* start *
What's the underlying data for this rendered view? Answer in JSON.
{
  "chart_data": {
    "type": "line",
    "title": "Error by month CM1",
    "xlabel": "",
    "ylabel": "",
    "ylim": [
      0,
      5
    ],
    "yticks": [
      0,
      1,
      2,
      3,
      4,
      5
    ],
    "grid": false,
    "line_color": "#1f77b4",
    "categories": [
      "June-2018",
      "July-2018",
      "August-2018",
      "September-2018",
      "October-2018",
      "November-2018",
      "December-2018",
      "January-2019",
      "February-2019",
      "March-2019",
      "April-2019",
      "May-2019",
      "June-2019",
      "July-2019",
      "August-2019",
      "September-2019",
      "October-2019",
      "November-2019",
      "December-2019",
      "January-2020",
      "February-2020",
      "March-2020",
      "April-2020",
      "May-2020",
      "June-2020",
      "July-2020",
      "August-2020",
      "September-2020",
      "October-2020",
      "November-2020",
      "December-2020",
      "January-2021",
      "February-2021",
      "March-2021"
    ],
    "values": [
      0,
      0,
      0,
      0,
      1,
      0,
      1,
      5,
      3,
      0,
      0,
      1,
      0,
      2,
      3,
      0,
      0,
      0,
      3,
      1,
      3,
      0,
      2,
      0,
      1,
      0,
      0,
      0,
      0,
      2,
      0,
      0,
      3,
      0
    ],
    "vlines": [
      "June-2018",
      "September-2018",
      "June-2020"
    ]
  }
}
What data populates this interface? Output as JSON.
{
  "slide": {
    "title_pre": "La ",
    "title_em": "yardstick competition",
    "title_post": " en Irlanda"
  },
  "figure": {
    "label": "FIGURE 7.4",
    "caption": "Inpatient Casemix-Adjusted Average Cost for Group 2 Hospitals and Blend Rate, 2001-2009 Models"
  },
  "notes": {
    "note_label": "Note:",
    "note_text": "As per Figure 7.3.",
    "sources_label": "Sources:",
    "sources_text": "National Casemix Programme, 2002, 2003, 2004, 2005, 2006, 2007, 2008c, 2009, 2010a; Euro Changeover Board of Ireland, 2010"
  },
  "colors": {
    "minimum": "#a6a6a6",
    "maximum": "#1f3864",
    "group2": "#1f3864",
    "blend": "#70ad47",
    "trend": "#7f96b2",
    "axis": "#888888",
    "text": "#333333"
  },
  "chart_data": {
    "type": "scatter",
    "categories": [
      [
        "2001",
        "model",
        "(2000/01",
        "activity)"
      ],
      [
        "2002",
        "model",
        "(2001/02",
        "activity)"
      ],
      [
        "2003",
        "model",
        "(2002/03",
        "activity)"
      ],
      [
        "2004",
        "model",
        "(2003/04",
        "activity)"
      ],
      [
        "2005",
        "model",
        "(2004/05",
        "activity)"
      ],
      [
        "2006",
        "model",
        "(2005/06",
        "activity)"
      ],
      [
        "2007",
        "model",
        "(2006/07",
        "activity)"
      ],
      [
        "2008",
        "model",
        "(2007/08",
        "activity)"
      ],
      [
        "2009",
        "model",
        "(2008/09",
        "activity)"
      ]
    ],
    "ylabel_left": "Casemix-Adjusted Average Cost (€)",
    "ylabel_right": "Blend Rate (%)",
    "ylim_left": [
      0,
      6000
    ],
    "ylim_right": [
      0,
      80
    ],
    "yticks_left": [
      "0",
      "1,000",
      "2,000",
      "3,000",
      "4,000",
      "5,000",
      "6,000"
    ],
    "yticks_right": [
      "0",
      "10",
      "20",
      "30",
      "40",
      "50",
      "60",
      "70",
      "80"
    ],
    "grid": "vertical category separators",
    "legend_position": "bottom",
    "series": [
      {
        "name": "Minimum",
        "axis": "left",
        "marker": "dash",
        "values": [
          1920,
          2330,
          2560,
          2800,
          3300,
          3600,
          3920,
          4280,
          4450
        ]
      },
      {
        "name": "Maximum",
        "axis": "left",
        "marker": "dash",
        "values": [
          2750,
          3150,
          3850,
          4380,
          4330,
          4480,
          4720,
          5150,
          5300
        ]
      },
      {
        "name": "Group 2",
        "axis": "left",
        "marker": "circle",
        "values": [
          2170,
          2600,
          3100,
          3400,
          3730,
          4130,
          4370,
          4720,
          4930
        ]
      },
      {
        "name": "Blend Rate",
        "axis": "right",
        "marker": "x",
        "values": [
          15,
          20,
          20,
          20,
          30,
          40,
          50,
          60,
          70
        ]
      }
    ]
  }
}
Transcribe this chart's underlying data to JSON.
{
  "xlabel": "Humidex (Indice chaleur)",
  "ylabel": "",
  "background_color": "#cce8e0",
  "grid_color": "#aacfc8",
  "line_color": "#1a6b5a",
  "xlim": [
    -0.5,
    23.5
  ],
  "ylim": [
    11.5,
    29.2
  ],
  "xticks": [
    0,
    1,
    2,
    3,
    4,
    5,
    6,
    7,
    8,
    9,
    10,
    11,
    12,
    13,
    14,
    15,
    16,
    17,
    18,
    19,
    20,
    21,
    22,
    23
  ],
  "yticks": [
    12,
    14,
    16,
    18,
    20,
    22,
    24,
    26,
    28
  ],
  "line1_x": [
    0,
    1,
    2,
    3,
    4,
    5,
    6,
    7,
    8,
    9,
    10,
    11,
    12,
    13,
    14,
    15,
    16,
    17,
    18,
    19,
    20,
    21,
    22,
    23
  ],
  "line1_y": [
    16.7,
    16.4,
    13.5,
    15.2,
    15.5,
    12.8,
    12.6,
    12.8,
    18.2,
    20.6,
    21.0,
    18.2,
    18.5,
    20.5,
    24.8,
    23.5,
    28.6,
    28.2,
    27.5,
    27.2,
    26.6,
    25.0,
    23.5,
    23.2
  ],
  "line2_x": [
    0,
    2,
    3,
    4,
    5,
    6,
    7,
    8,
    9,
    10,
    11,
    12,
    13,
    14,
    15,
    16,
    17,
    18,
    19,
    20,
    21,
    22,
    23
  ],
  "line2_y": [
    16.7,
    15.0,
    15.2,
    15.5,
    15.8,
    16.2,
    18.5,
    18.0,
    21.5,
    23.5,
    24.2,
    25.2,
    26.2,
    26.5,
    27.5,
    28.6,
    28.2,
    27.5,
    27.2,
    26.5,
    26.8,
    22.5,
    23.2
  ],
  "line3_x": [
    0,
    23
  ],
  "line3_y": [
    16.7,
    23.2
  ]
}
* end *
> _What is being asked_
Return the listing above word for word.

> _Answer for this exercise_
What's the underlying data for this rendered view? Answer in JSON.
{
  "chart_data": {
    "type": "line",
    "title": "Error by month CM1",
    "xlabel": "",
    "ylabel": "",
    "ylim": [
      0,
      5
    ],
    "yticks": [
      0,
      1,
      2,
      3,
      4,
      5
    ],
    "grid": false,
    "line_color": "#1f77b4",
    "categories": [
      "June-2018",
      "July-2018",
      "August-2018",
      "September-2018",
      "October-2018",
      "November-2018",
      "December-2018",
      "January-2019",
      "February-2019",
      "March-2019",
      "April-2019",
      "May-2019",
      "June-2019",
      "July-2019",
      "August-2019",
      "September-2019",
      "October-2019",
      "November-2019",
      "December-2019",
      "January-2020",
      "February-2020",
      "March-2020",
      "April-2020",
      "May-2020",
      "June-2020",
      "July-2020",
      "August-2020",
      "September-2020",
      "October-2020",
      "November-2020",
      "December-2020",
      "January-2021",
      "February-2021",
      "March-2021"
    ],
    "values": [
      0,
      0,
      0,
      0,
      1,
      0,
      1,
      5,
      3,
      0,
      0,
      1,
      0,
      2,
      3,
      0,
      0,
      0,
      3,
      1,
      3,
      0,
      2,
      0,
      1,
      0,
      0,
      0,
      0,
      2,
      0,
      0,
      3,
      0
    ],
    "vlines": [
      "June-2018",
      "September-2018",
      "June-2020"
    ]
  }
}
What data populates this interface? Output as JSON.
{
  "slide": {
    "title_pre": "La ",
    "title_em": "yardstick competition",
    "title_post": " en Irlanda"
  },
  "figure": {
    "label": "FIGURE 7.4",
    "caption": "Inpatient Casemix-Adjusted Average Cost for Group 2 Hospitals and Blend Rate, 2001-2009 Models"
  },
  "notes": {
    "note_label": "Note:",
    "note_text": "As per Figure 7.3.",
    "sources_label": "Sources:",
    "sources_text": "National Casemix Programme, 2002, 2003, 2004, 2005, 2006, 2007, 2008c, 2009, 2010a; Euro Changeover Board of Ireland, 2010"
  },
  "colors": {
    "minimum": "#a6a6a6",
    "maximum": "#1f3864",
    "group2": "#1f3864",
    "blend": "#70ad47",
    "trend": "#7f96b2",
    "axis": "#888888",
    "text": "#333333"
  },
  "chart_data": {
    "type": "scatter",
    "categories": [
      [
        "2001",
        "model",
        "(2000/01",
        "activity)"
      ],
      [
        "2002",
        "model",
        "(2001/02",
        "activity)"
      ],
      [
        "2003",
        "model",
        "(2002/03",
        "activity)"
      ],
      [
        "2004",
        "model",
        "(2003/04",
        "activity)"
      ],
      [
        "2005",
        "model",
        "(2004/05",
        "activity)"
      ],
      [
        "2006",
        "model",
        "(2005/06",
        "activity)"
      ],
      [
        "2007",
        "model",
        "(2006/07",
        "activity)"
      ],
      [
        "2008",
        "model",
        "(2007/08",
        "activity)"
      ],
      [
        "2009",
        "model",
        "(2008/09",
        "activity)"
      ]
    ],
    "ylabel_left": "Casemix-Adjusted Average Cost (€)",
    "ylabel_right": "Blend Rate (%)",
    "ylim_left": [
      0,
      6000
    ],
    "ylim_right": [
      0,
      80
    ],
    "yticks_left": [
      "0",
      "1,000",
      "2,000",
      "3,000",
      "4,000",
      "5,000",
      "6,000"
    ],
    "yticks_right": [
      "0",
      "10",
      "20",
      "30",
      "40",
      "50",
      "60",
      "70",
      "80"
    ],
    "grid": "vertical category separators",
    "legend_position": "bottom",
    "series": [
      {
        "name": "Minimum",
        "axis": "left",
        "marker": "dash",
        "values": [
          1920,
          2330,
          2560,
          2800,
          3300,
          3600,
          3920,
          4280,
          4450
        ]
      },
      {
        "name": "Maximum",
        "axis": "left",
        "marker": "dash",
        "values": [
          2750,
          3150,
          3850,
          4380,
          4330,
          4480,
          4720,
          5150,
          5300
        ]
      },
      {
        "name": "Group 2",
        "axis": "left",
        "marker": "circle",
        "values": [
          2170,
          2600,
          3100,
          3400,
          3730,
          4130,
          4370,
          4720,
          4930
        ]
      },
      {
        "name": "Blend Rate",
        "axis": "right",
        "marker": "x",
        "values": [
          15,
          20,
          20,
          20,
          30,
          40,
          50,
          60,
          70
        ]
      }
    ]
  }
}
Transcribe this chart's underlying data to JSON.
{
  "xlabel": "Humidex (Indice chaleur)",
  "ylabel": "",
  "background_color": "#cce8e0",
  "grid_color": "#aacfc8",
  "line_color": "#1a6b5a",
  "xlim": [
    -0.5,
    23.5
  ],
  "ylim": [
    11.5,
    29.2
  ],
  "xticks": [
    0,
    1,
    2,
    3,
    4,
    5,
    6,
    7,
    8,
    9,
    10,
    11,
    12,
    13,
    14,
    15,
    16,
    17,
    18,
    19,
    20,
    21,
    22,
    23
  ],
  "yticks": [
    12,
    14,
    16,
    18,
    20,
    22,
    24,
    26,
    28
  ],
  "line1_x": [
    0,
    1,
    2,
    3,
    4,
    5,
    6,
    7,
    8,
    9,
    10,
    11,
    12,
    13,
    14,
    15,
    16,
    17,
    18,
    19,
    20,
    21,
    22,
    23
  ],
  "line1_y": [
    16.7,
    16.4,
    13.5,
    15.2,
    15.5,
    12.8,
    12.6,
    12.8,
    18.2,
    20.6,
    21.0,
    18.2,
    18.5,
    20.5,
    24.8,
    23.5,
    28.6,
    28.2,
    27.5,
    27.2,
    26.6,
    25.0,
    23.5,
    23.2
  ],
  "line2_x": [
    0,
    2,
    3,
    4,
    5,
    6,
    7,
    8,
    9,
    10,
    11,
    12,
    13,
    14,
    15,
    16,
    17,
    18,
    19,
    20,
    21,
    22,
    23
  ],
  "line2_y": [
    16.7,
    15.0,
    15.2,
    15.5,
    15.8,
    16.2,
    18.5,
    18.0,
    21.5,
    23.5,
    24.2,
    25.2,
    26.2,
    26.5,
    27.5,
    28.6,
    28.2,
    27.5,
    27.2,
    26.5,
    26.8,
    22.5,
    23.2
  ],
  "line3_x": [
    0,
    23
  ],
  "line3_y": [
    16.7,
    23.2
  ]
}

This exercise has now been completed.